Copy out each line that has "text" in it.

Stored records
::::
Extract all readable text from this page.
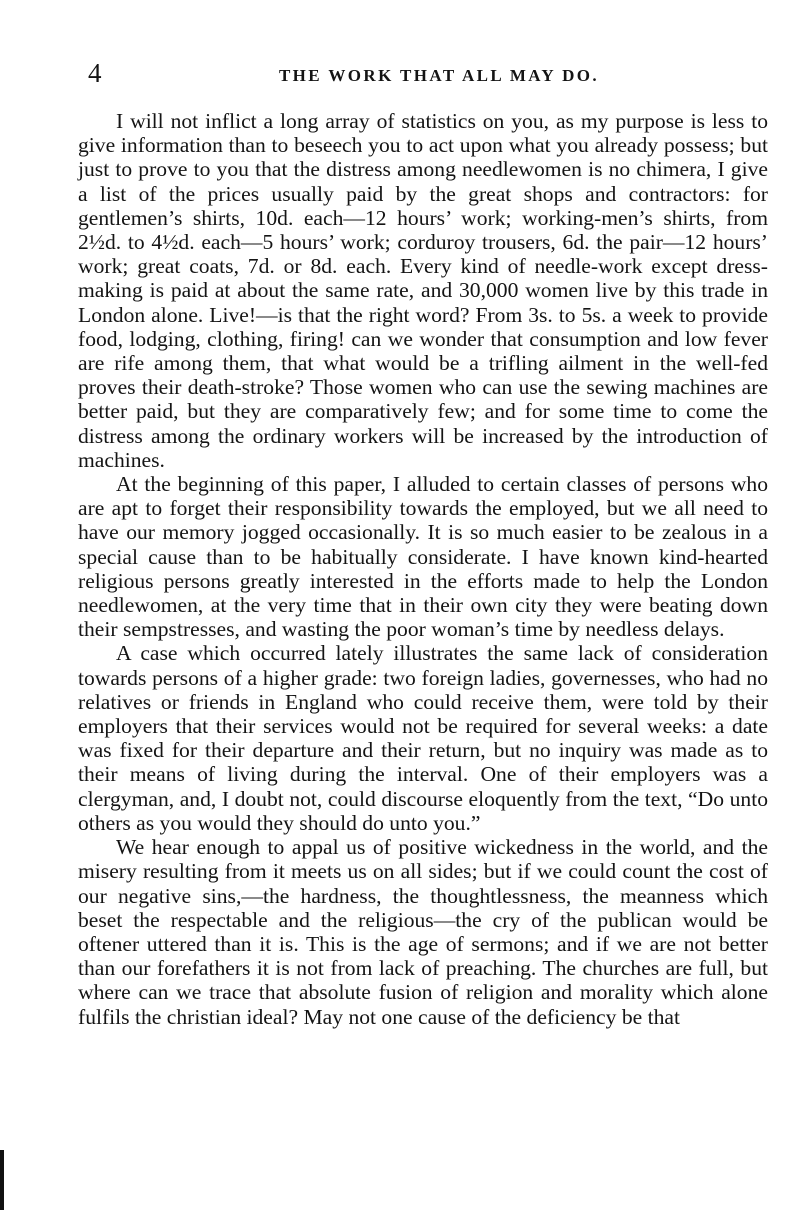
4	THE WORK THAT ALL MAY DO.

I will not inflict a long array of statistics on you, as my purpose is less to give information than to beseech you to act upon what you already possess; but just to prove to you that the distress among needlewomen is no chimera, I give a list of the prices usually paid by the great shops and contractors: for gentlemen’s shirts, 10d. each—12 hours’ work; working-men’s shirts, from 2½d. to 4½d. each—5 hours’ work; corduroy trousers, 6d. the pair—12 hours’ work; great coats, 7d. or 8d. each. Every kind of needle-work except dress-making is paid at about the same rate, and 30,000 women live by this trade in London alone. Live!—is that the right word? From 3s. to 5s. a week to provide food, lodging, clothing, firing! can we wonder that consumption and low fever are rife among them, that what would be a trifling ailment in the well-fed proves their death-stroke? Those women who can use the sewing machines are better paid, but they are comparatively few; and for some time to come the distress among the ordinary workers will be increased by the introduction of machines.

At the beginning of this paper, I alluded to certain classes of persons who are apt to forget their responsibility towards the employed, but we all need to have our memory jogged occasionally. It is so much easier to be zealous in a special cause than to be habitually considerate. I have known kind-hearted religious persons greatly interested in the efforts made to help the London needlewomen, at the very time that in their own city they were beating down their sempstresses, and wasting the poor woman’s time by needless delays.

A case which occurred lately illustrates the same lack of consideration towards persons of a higher grade: two foreign ladies, governesses, who had no relatives or friends in England who could receive them, were told by their employers that their services would not be required for several weeks: a date was fixed for their departure and their return, but no inquiry was made as to their means of living during the interval. One of their employers was a clergyman, and, I doubt not, could discourse eloquently from the text, “Do unto others as you would they should do unto you.”

We hear enough to appal us of positive wickedness in the world, and the misery resulting from it meets us on all sides; but if we could count the cost of our negative sins,—the hardness, the thoughtlessness, the meanness which beset the respectable and the religious—the cry of the publican would be oftener uttered than it is. This is the age of sermons; and if we are not better than our forefathers it is not from lack of preaching. The churches are full, but where can we trace that absolute fusion of religion and morality which alone fulfils the christian ideal? May not one cause of the deficiency be that
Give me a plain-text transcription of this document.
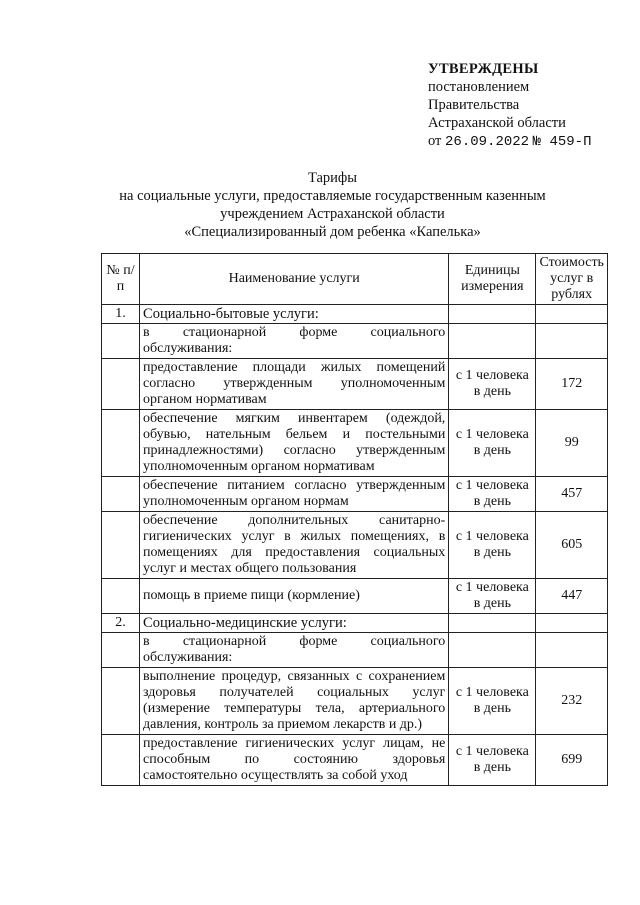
УТВЕРЖДЕНЫ
постановлением
Правительства
Астраханской области
от 26.09.2022 № 459-П
Тарифы
на социальные услуги, предоставляемые государственным казенным
учреждением Астраханской области
«Специализированный дом ребенка «Капелька»
№ п/п	Наименование услуги	Единицы измерения	Стоимость услуг в рублях
1.	Социально-бытовые услуги:		
	в стационарной форме социального обслуживания:		
	предоставление площади жилых помещений согласно утвержденным уполномоченным органом нормативам	с 1 человека в день	172
	обеспечение мягким инвентарем (одеждой, обувью, нательным бельем и постельными принадлежностями) согласно утвержденным уполномоченным органом нормативам	с 1 человека в день	99
	обеспечение питанием согласно утвержденным уполномоченным органом нормам	с 1 человека в день	457
	обеспечение дополнительных санитарно-гигиенических услуг в жилых помещениях, в помещениях для предоставления социальных услуг и местах общего пользования	с 1 человека в день	605
	помощь в приеме пищи (кормление)	с 1 человека в день	447
2.	Социально-медицинские услуги:		
	в стационарной форме социального обслуживания:		
	выполнение процедур, связанных с сохранением здоровья получателей социальных услуг (измерение температуры тела, артериального давления, контроль за приемом лекарств и др.)	с 1 человека в день	232
	предоставление гигиенических услуг лицам, не способным по состоянию здоровья самостоятельно осуществлять за собой уход	с 1 человека в день	699
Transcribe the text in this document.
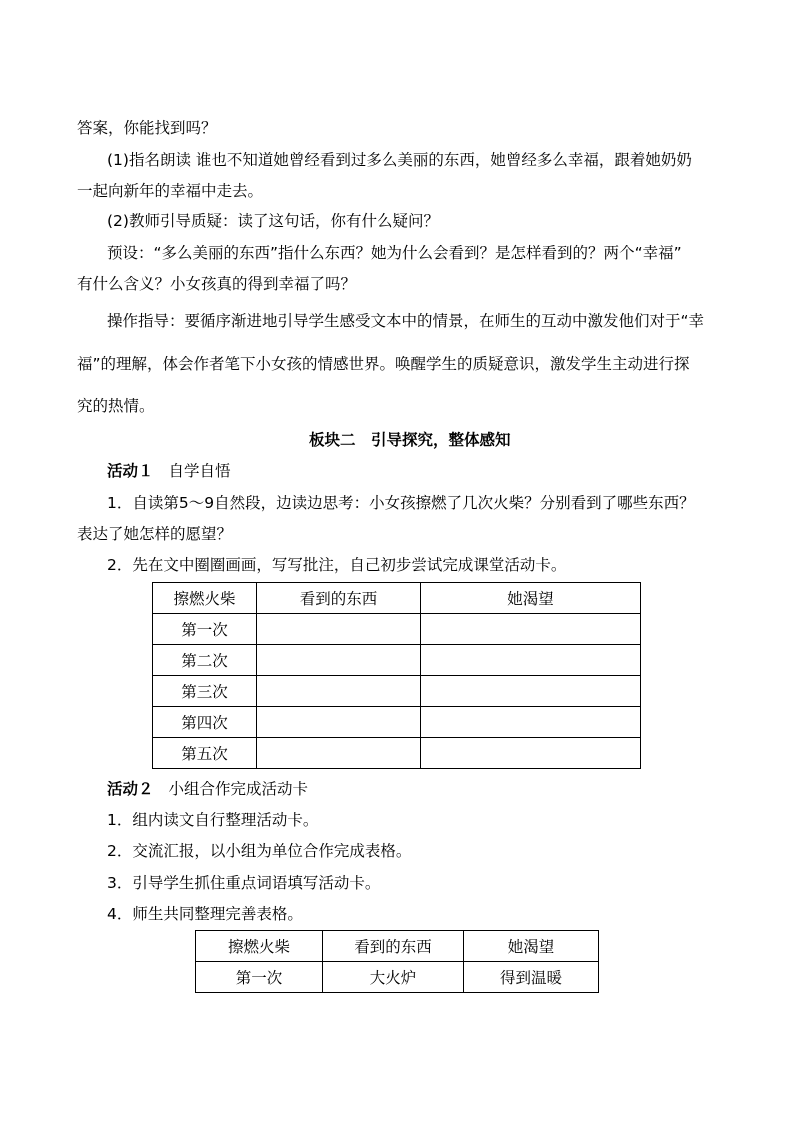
答案，你能找到吗？
(1)指名朗读 谁也不知道她曾经看到过多么美丽的东西，她曾经多么幸福，跟着她奶奶
一起向新年的幸福中走去。
(2)教师引导质疑：读了这句话，你有什么疑问？
预设：“多么美丽的东西”指什么东西？她为什么会看到？是怎样看到的？两个“幸福”
有什么含义？小女孩真的得到幸福了吗？
操作指导：要循序渐进地引导学生感受文本中的情景，在师生的互动中激发他们对于“幸
福”的理解，体会作者笔下小女孩的情感世界。唤醒学生的质疑意识，激发学生主动进行探
究的热情。
板块二　引导探究，整体感知
活动１ 自学自悟
1．自读第5～9自然段，边读边思考：小女孩擦燃了几次火柴？分别看到了哪些东西？
表达了她怎样的愿望？
2．先在文中圈圈画画，写写批注，自己初步尝试完成课堂活动卡。
擦燃火柴	看到的东西	她渴望
第一次		
第二次		
第三次		
第四次		
第五次		
活动２ 小组合作完成活动卡
1．组内读文自行整理活动卡。
2．交流汇报，以小组为单位合作完成表格。
3．引导学生抓住重点词语填写活动卡。
4．师生共同整理完善表格。
擦燃火柴	看到的东西	她渴望
第一次	大火炉	得到温暖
::::
Worked solution
Extract all readable text from this page.
A case which occurred lately illustrates the same lack of consideration towards persons of a higher grade: two foreign ladies, governesses, who had no relatives or friends in England who could receive them, were told by their employers that their services would not be required for several weeks: a date was fixed for their departure and their return, but no inquiry was made as to their means of living during the interval. One of their employers was a clergyman, and, I doubt not, could discourse eloquently from the text, “Do unto others as you would they should do unto you.”
Give me a plain-text transcription of this document.
Transcribe the text in this document.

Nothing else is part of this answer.